**Supplied data**.
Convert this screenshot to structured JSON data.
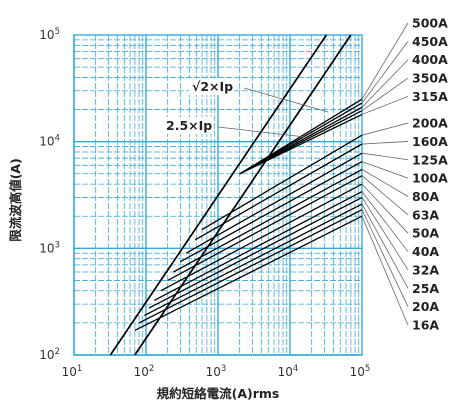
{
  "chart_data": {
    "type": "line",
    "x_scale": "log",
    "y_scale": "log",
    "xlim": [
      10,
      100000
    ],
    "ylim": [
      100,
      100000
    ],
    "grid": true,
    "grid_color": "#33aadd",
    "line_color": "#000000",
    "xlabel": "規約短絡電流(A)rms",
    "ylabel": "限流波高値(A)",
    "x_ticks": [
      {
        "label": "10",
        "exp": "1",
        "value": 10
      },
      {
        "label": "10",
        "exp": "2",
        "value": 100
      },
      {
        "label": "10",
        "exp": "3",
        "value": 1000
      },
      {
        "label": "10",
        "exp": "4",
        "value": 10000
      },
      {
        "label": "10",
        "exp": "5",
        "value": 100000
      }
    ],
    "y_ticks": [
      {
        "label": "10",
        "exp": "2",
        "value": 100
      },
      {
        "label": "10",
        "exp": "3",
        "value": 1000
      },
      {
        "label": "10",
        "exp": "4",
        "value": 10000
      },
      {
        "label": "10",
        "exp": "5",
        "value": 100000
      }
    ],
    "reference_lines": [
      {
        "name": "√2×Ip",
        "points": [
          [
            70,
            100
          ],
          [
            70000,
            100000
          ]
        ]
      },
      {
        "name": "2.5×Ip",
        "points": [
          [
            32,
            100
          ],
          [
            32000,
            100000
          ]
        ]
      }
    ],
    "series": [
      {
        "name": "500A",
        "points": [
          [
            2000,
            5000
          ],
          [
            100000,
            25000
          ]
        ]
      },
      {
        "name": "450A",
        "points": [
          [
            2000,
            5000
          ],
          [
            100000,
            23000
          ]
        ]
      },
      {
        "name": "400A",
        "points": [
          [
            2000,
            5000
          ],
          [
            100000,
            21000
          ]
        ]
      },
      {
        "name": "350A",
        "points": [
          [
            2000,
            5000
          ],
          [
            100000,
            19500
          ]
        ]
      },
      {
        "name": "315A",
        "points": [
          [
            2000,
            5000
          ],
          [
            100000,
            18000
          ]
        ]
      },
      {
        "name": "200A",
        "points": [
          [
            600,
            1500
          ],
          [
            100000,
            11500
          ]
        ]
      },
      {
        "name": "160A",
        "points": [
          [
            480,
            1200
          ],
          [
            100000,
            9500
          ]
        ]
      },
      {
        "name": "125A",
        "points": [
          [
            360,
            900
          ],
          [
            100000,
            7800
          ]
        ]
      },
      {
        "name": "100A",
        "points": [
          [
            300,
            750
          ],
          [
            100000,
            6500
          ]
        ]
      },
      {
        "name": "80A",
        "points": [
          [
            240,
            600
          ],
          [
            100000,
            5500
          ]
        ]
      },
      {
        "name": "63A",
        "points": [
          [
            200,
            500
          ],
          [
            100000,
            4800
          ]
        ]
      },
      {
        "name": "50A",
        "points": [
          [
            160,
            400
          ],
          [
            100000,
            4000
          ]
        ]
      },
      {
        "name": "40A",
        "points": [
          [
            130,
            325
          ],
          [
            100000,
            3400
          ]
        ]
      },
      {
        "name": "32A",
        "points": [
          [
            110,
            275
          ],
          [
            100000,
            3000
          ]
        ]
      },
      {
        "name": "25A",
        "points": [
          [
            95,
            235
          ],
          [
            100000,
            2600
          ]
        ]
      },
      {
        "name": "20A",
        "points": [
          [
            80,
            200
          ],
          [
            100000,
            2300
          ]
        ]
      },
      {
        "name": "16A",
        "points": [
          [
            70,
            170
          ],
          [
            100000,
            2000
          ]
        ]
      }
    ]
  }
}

**Task prompt**. Repeat the records above exactly, leaving out the pictures.

**Task answer**.
Convert this screenshot to structured JSON data.
{
  "chart_data": {
    "type": "line",
    "x_scale": "log",
    "y_scale": "log",
    "xlim": [
      10,
      100000
    ],
    "ylim": [
      100,
      100000
    ],
    "grid": true,
    "grid_color": "#33aadd",
    "line_color": "#000000",
    "xlabel": "規約短絡電流(A)rms",
    "ylabel": "限流波高値(A)",
    "x_ticks": [
      {
        "label": "10",
        "exp": "1",
        "value": 10
      },
      {
        "label": "10",
        "exp": "2",
        "value": 100
      },
      {
        "label": "10",
        "exp": "3",
        "value": 1000
      },
      {
        "label": "10",
        "exp": "4",
        "value": 10000
      },
      {
        "label": "10",
        "exp": "5",
        "value": 100000
      }
    ],
    "y_ticks": [
      {
        "label": "10",
        "exp": "2",
        "value": 100
      },
      {
        "label": "10",
        "exp": "3",
        "value": 1000
      },
      {
        "label": "10",
        "exp": "4",
        "value": 10000
      },
      {
        "label": "10",
        "exp": "5",
        "value": 100000
      }
    ],
    "reference_lines": [
      {
        "name": "√2×Ip",
        "points": [
          [
            70,
            100
          ],
          [
            70000,
            100000
          ]
        ]
      },
      {
        "name": "2.5×Ip",
        "points": [
          [
            32,
            100
          ],
          [
            32000,
            100000
          ]
        ]
      }
    ],
    "series": [
      {
        "name": "500A",
        "points": [
          [
            2000,
            5000
          ],
          [
            100000,
            25000
          ]
        ]
      },
      {
        "name": "450A",
        "points": [
          [
            2000,
            5000
          ],
          [
            100000,
            23000
          ]
        ]
      },
      {
        "name": "400A",
        "points": [
          [
            2000,
            5000
          ],
          [
            100000,
            21000
          ]
        ]
      },
      {
        "name": "350A",
        "points": [
          [
            2000,
            5000
          ],
          [
            100000,
            19500
          ]
        ]
      },
      {
        "name": "315A",
        "points": [
          [
            2000,
            5000
          ],
          [
            100000,
            18000
          ]
        ]
      },
      {
        "name": "200A",
        "points": [
          [
            600,
            1500
          ],
          [
            100000,
            11500
          ]
        ]
      },
      {
        "name": "160A",
        "points": [
          [
            480,
            1200
          ],
          [
            100000,
            9500
          ]
        ]
      },
      {
        "name": "125A",
        "points": [
          [
            360,
            900
          ],
          [
            100000,
            7800
          ]
        ]
      },
      {
        "name": "100A",
        "points": [
          [
            300,
            750
          ],
          [
            100000,
            6500
          ]
        ]
      },
      {
        "name": "80A",
        "points": [
          [
            240,
            600
          ],
          [
            100000,
            5500
          ]
        ]
      },
      {
        "name": "63A",
        "points": [
          [
            200,
            500
          ],
          [
            100000,
            4800
          ]
        ]
      },
      {
        "name": "50A",
        "points": [
          [
            160,
            400
          ],
          [
            100000,
            4000
          ]
        ]
      },
      {
        "name": "40A",
        "points": [
          [
            130,
            325
          ],
          [
            100000,
            3400
          ]
        ]
      },
      {
        "name": "32A",
        "points": [
          [
            110,
            275
          ],
          [
            100000,
            3000
          ]
        ]
      },
      {
        "name": "25A",
        "points": [
          [
            95,
            235
          ],
          [
            100000,
            2600
          ]
        ]
      },
      {
        "name": "20A",
        "points": [
          [
            80,
            200
          ],
          [
            100000,
            2300
          ]
        ]
      },
      {
        "name": "16A",
        "points": [
          [
            70,
            170
          ],
          [
            100000,
            2000
          ]
        ]
      }
    ]
  }
}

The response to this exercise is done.